> [GIVEN PROBLEM]: Rewrite all of these lines with "bounding boxes" changed to "box coordinates" and nothing else altered, leaving out the pictures.

> [MATERIAL PROVIDED]:
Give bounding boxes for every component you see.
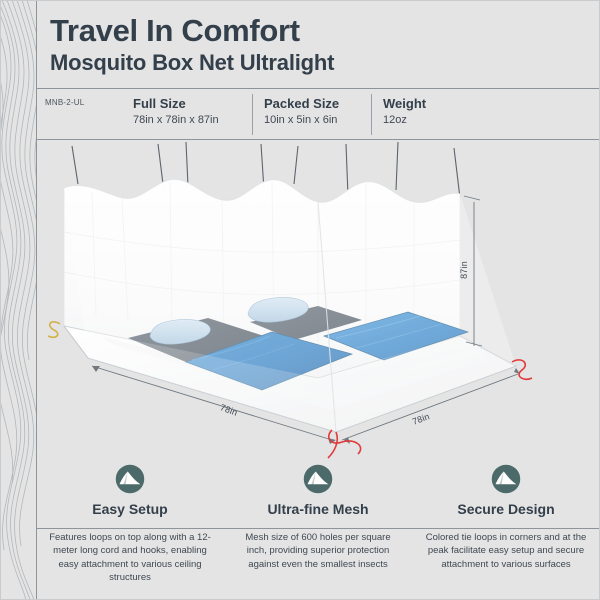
spec-divider-2: [371, 94, 372, 135]
feature-easy-setup: Easy Setup Features loops on top along w…: [36, 462, 224, 585]
feature-ultra-fine-mesh: Ultra-fine Mesh Mesh size of 600 holes p…: [224, 462, 412, 571]
mountain-icon: [491, 464, 521, 494]
spec-item-full-size: Full Size 78in x 78in x 87in: [133, 96, 219, 128]
spec-label: Packed Size: [264, 96, 339, 112]
feature-description: Features loops on top along with a 12-me…: [36, 531, 224, 585]
product-sku: MNB-2-UL: [45, 98, 84, 107]
spec-item-weight: Weight 12oz: [383, 96, 426, 128]
features-section: Easy Setup Features loops on top along w…: [36, 462, 600, 600]
dimension-label-height: 87in: [459, 261, 469, 279]
spec-bar: MNB-2-UL Full Size 78in x 78in x 87in Pa…: [36, 89, 600, 139]
mountain-icon: [303, 464, 333, 494]
tie-loop-red-front: [328, 430, 361, 458]
tie-loop-red-right: [512, 360, 532, 379]
feature-description: Mesh size of 600 holes per square inch, …: [224, 531, 412, 571]
page-subtitle: Mosquito Box Net Ultralight: [50, 50, 590, 75]
tie-loop-yellow: [48, 322, 60, 337]
spec-label: Full Size: [133, 96, 219, 112]
product-illustration: [36, 140, 600, 460]
feature-title: Secure Design: [412, 501, 600, 518]
spec-divider-1: [252, 94, 253, 135]
spec-value: 10in x 5in x 6in: [264, 113, 339, 128]
spec-item-packed-size: Packed Size 10in x 5in x 6in: [264, 96, 339, 128]
header: Travel In Comfort Mosquito Box Net Ultra…: [50, 14, 590, 76]
feature-secure-design: Secure Design Colored tie loops in corne…: [412, 462, 600, 571]
feature-description: Colored tie loops in corners and at the …: [412, 531, 600, 571]
feature-title: Ultra-fine Mesh: [224, 501, 412, 518]
infographic-page: Travel In Comfort Mosquito Box Net Ultra…: [0, 0, 600, 600]
spec-label: Weight: [383, 96, 426, 112]
mountain-icon: [115, 464, 145, 494]
topographic-pattern-strip: [0, 0, 36, 600]
spec-value: 12oz: [383, 113, 426, 128]
feature-title: Easy Setup: [36, 501, 224, 518]
net-transparent-overlay: [64, 179, 516, 432]
spec-value: 78in x 78in x 87in: [133, 113, 219, 128]
page-title: Travel In Comfort: [50, 14, 590, 47]
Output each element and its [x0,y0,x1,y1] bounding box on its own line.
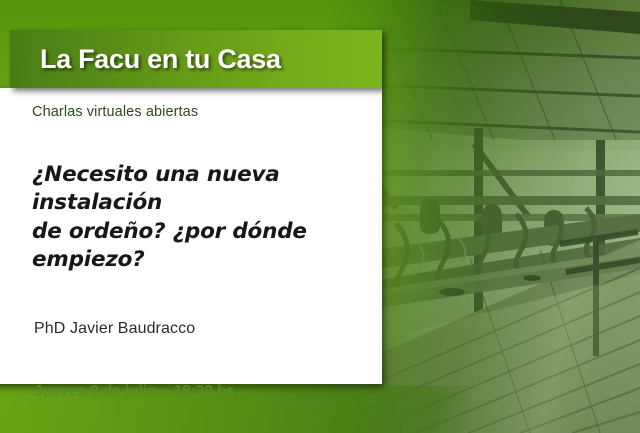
headline-line-2: de ordeño? ¿por dónde empiezo? [32,218,360,275]
kicker-text: Charlas virtuales abiertas [32,104,360,120]
banner-title: La Facu en tu Casa [10,44,281,75]
speaker-name: PhD Javier Baudracco [32,275,360,338]
headline: ¿Necesito una nueva instalación de ordeñ… [32,120,360,275]
headline-line-1: ¿Necesito una nueva instalación [32,161,360,218]
event-datetime: Jueves 8 de julio ~ 18:30 hs [32,338,360,401]
title-banner: La Facu en tu Casa [10,30,382,88]
poster-canvas: La Facu en tu Casa Charlas virtuales abi… [0,0,640,433]
card-content: Charlas virtuales abiertas ¿Necesito una… [0,88,382,384]
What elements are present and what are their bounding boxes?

> [TASK SOLUTION]:
Give box coordinates for every component you see.
spec-divider-2: [371, 94, 372, 135]
feature-easy-setup: Easy Setup Features loops on top along w…: [36, 462, 224, 585]
feature-ultra-fine-mesh: Ultra-fine Mesh Mesh size of 600 holes p…: [224, 462, 412, 571]
mountain-icon: [491, 464, 521, 494]
spec-item-full-size: Full Size 78in x 78in x 87in: [133, 96, 219, 128]
spec-label: Packed Size: [264, 96, 339, 112]
feature-description: Features loops on top along with a 12-me…: [36, 531, 224, 585]
product-sku: MNB-2-UL: [45, 98, 84, 107]
spec-item-weight: Weight 12oz: [383, 96, 426, 128]
features-section: Easy Setup Features loops on top along w…: [36, 462, 600, 600]
dimension-label-height: 87in: [459, 261, 469, 279]
spec-bar: MNB-2-UL Full Size 78in x 78in x 87in Pa…: [36, 89, 600, 139]
mountain-icon: [303, 464, 333, 494]
tie-loop-red-front: [328, 430, 361, 458]
tie-loop-red-right: [512, 360, 532, 379]
feature-description: Mesh size of 600 holes per square inch, …: [224, 531, 412, 571]
page-subtitle: Mosquito Box Net Ultralight: [50, 50, 590, 75]
tie-loop-yellow: [48, 322, 60, 337]
spec-label: Full Size: [133, 96, 219, 112]
product-illustration: [36, 140, 600, 460]
feature-title: Secure Design: [412, 501, 600, 518]
spec-divider-1: [252, 94, 253, 135]
spec-value: 10in x 5in x 6in: [264, 113, 339, 128]
spec-item-packed-size: Packed Size 10in x 5in x 6in: [264, 96, 339, 128]
header: Travel In Comfort Mosquito Box Net Ultra…: [50, 14, 590, 76]
feature-secure-design: Secure Design Colored tie loops in corne…: [412, 462, 600, 571]
feature-description: Colored tie loops in corners and at the …: [412, 531, 600, 571]
feature-title: Ultra-fine Mesh: [224, 501, 412, 518]
infographic-page: Travel In Comfort Mosquito Box Net Ultra…: [0, 0, 600, 600]
spec-label: Weight: [383, 96, 426, 112]
mountain-icon: [115, 464, 145, 494]
topographic-pattern-strip: [0, 0, 36, 600]
spec-value: 12oz: [383, 113, 426, 128]
feature-title: Easy Setup: [36, 501, 224, 518]
net-transparent-overlay: [64, 179, 516, 432]
spec-value: 78in x 78in x 87in: [133, 113, 219, 128]
page-title: Travel In Comfort: [50, 14, 590, 47]
Output each element and its [x0,y0,x1,y1] bounding box on its own line.
headline-line-2: de ordeño? ¿por dónde empiezo? [32,218,360,275]
kicker-text: Charlas virtuales abiertas [32,104,360,120]
banner-title: La Facu en tu Casa [10,44,281,75]
speaker-name: PhD Javier Baudracco [32,275,360,338]
headline: ¿Necesito una nueva instalación de ordeñ… [32,120,360,275]
headline-line-1: ¿Necesito una nueva instalación [32,161,360,218]
event-datetime: Jueves 8 de julio ~ 18:30 hs [32,338,360,401]
title-banner: La Facu en tu Casa [10,30,382,88]
poster-canvas: La Facu en tu Casa Charlas virtuales abi… [0,0,640,433]
card-content: Charlas virtuales abiertas ¿Necesito una… [0,88,382,384]
What elements are present and what are their box coordinates?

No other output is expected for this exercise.